(Your objective): Starting at the first line of the entries below and stopping after the line that contains "surface-cell <box>1351 342 1547 508</box>", put those lines into a JSON list of strings with one string per line and no blank lines.

(Records)

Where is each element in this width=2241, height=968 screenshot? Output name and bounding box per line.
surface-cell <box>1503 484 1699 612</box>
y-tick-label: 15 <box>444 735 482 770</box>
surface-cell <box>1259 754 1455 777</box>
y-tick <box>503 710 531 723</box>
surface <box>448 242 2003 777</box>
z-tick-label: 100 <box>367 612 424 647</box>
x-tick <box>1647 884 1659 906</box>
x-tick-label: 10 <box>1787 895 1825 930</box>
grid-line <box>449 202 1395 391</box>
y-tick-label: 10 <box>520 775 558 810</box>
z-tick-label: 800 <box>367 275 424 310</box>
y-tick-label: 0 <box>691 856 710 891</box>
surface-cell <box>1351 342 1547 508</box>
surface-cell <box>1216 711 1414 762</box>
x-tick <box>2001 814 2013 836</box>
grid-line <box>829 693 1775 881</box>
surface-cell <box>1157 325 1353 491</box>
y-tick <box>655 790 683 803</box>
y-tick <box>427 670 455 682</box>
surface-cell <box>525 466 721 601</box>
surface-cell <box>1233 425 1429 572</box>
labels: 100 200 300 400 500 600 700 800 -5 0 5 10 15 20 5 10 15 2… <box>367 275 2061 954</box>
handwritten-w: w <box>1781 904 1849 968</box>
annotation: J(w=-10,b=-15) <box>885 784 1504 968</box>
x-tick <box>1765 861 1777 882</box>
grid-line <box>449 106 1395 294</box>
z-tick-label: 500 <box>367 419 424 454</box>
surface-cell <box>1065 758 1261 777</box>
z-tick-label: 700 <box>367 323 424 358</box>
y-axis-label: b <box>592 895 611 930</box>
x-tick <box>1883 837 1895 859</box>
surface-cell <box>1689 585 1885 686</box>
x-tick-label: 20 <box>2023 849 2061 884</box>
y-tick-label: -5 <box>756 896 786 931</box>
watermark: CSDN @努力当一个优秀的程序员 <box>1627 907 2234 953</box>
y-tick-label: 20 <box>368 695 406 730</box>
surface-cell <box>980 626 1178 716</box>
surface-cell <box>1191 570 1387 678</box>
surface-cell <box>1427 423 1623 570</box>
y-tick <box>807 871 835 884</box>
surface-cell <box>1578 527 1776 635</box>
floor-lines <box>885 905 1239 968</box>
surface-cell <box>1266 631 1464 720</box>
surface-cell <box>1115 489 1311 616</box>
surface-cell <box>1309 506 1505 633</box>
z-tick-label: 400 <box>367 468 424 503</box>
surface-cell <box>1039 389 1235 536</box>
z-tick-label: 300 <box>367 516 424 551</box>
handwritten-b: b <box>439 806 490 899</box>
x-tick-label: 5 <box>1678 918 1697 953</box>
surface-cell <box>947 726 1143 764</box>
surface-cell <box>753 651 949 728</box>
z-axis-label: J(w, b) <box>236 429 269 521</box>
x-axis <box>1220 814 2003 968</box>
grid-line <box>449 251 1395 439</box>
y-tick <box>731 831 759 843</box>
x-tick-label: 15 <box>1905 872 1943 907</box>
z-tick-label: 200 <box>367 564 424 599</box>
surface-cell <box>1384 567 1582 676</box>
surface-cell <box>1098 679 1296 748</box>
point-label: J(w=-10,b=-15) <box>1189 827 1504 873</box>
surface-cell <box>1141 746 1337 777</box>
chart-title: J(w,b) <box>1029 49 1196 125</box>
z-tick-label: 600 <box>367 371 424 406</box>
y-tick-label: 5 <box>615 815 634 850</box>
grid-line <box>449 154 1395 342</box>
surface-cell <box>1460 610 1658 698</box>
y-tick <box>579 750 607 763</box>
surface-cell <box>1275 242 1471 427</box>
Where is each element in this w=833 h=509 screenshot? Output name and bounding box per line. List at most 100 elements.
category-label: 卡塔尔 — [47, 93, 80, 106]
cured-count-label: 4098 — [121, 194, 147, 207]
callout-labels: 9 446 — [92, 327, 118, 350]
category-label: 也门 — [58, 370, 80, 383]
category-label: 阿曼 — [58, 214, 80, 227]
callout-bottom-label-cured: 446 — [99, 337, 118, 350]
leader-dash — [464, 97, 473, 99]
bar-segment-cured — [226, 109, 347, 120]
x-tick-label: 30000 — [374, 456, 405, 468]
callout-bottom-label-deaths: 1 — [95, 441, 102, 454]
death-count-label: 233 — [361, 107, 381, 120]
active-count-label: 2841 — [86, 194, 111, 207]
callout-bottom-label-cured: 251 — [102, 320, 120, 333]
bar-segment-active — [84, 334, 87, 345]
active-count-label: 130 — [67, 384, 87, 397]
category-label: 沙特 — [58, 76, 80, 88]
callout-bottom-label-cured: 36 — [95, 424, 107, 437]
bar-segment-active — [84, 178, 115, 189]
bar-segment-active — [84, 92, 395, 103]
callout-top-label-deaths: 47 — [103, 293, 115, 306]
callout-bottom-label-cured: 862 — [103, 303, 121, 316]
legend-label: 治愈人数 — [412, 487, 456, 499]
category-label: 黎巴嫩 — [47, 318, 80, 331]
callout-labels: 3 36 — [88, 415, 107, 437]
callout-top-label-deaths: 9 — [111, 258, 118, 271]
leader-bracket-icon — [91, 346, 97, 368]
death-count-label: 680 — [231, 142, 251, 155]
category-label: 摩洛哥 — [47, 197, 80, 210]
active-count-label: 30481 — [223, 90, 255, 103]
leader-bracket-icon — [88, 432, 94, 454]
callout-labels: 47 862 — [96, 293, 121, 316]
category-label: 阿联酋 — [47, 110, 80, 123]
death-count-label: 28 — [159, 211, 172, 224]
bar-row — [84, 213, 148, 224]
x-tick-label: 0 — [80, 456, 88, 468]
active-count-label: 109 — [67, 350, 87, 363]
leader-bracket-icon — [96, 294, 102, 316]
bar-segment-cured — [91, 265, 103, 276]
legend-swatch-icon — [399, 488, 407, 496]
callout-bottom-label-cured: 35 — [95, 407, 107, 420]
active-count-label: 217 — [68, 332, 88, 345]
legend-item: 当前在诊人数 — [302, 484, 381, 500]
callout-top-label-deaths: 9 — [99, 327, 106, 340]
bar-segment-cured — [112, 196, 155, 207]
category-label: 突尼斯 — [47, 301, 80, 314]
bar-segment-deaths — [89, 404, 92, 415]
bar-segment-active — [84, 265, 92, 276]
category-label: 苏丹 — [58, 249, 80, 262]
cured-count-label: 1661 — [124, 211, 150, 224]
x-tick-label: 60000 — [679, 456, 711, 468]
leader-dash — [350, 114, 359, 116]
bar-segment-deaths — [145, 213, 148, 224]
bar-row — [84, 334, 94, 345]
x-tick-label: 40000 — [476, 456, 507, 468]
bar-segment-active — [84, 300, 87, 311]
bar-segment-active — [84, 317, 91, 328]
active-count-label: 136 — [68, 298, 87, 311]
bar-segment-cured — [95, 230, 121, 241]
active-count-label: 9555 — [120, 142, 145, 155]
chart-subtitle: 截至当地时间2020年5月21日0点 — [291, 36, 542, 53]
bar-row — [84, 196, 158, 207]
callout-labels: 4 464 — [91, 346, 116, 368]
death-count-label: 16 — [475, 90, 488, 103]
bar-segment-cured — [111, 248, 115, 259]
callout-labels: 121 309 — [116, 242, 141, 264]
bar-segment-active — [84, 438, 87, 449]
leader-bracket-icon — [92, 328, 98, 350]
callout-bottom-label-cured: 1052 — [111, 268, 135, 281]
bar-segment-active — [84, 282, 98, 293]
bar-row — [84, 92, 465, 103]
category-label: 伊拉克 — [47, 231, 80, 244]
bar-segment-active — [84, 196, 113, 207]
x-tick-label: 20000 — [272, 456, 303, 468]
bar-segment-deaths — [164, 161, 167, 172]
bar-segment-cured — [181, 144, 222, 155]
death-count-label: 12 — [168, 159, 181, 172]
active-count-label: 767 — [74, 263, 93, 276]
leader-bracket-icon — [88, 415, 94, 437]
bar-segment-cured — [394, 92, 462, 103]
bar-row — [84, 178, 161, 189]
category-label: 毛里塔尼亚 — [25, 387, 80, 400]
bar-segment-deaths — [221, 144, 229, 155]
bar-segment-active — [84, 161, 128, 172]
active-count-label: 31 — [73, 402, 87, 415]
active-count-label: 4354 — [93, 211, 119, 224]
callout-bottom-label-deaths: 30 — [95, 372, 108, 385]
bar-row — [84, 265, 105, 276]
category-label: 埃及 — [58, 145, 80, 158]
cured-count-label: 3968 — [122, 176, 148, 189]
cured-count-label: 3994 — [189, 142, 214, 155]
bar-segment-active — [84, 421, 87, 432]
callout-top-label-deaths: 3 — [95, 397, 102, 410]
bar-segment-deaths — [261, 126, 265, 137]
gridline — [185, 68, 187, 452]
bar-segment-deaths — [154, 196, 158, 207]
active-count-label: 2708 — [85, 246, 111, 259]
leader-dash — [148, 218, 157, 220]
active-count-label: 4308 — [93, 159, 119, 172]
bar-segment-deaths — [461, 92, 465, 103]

(Correct output):
[
  "Where is each element in this width=2241, height=968 screenshot? Output name and bounding box per line.",
  "surface-cell <box>1503 484 1699 612</box>",
  "y-tick-label: 15 <box>444 735 482 770</box>",
  "surface-cell <box>1259 754 1455 777</box>",
  "y-tick <box>503 710 531 723</box>",
  "surface <box>448 242 2003 777</box>",
  "z-tick-label: 100 <box>367 612 424 647</box>",
  "x-tick <box>1647 884 1659 906</box>",
  "x-tick-label: 10 <box>1787 895 1825 930</box>",
  "grid-line <box>449 202 1395 391</box>",
  "y-tick-label: 10 <box>520 775 558 810</box>",
  "z-tick-label: 800 <box>367 275 424 310</box>",
  "y-tick-label: 0 <box>691 856 710 891</box>",
  "surface-cell <box>1351 342 1547 508</box>"
]